[YOUR GOAL] Look for the string "Удобрения" in the lines and copy each line that has it.

(Dataset items)
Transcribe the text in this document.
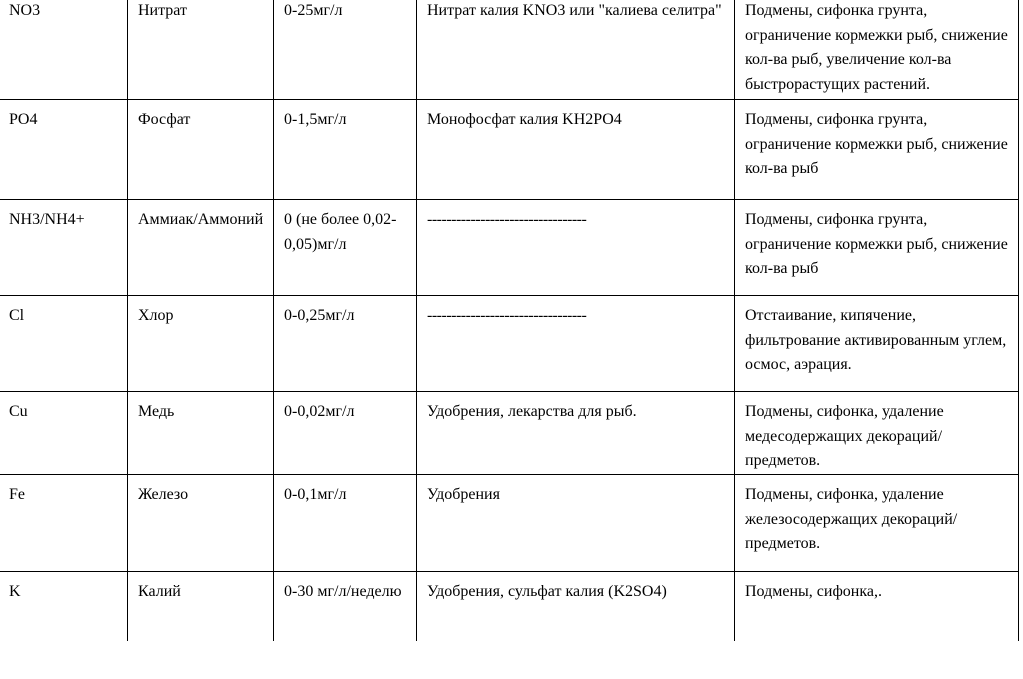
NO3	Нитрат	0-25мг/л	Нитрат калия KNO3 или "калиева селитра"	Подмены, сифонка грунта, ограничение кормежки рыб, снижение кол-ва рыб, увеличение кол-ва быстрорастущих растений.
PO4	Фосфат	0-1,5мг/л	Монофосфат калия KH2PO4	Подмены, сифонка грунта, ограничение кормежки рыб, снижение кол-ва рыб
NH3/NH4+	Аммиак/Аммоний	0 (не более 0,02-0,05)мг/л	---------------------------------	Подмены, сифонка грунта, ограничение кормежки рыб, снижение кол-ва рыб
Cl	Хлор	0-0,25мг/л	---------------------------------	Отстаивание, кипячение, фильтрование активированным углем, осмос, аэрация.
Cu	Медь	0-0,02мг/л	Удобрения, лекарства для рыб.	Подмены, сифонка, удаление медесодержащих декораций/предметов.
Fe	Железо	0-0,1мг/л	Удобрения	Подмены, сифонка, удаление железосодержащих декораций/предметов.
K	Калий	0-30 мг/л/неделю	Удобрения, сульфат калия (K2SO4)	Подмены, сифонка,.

[COMPLETE RESPONSE]
Cu	Медь	0-0,02мг/л	Удобрения, лекарства для рыб.	Подмены, сифонка, удаление медесодержащих декораций/предметов.
Fe	Железо	0-0,1мг/л	Удобрения	Подмены, сифонка, удаление железосодержащих декораций/предметов.
K	Калий	0-30 мг/л/неделю	Удобрения, сульфат калия (K2SO4)	Подмены, сифонка,.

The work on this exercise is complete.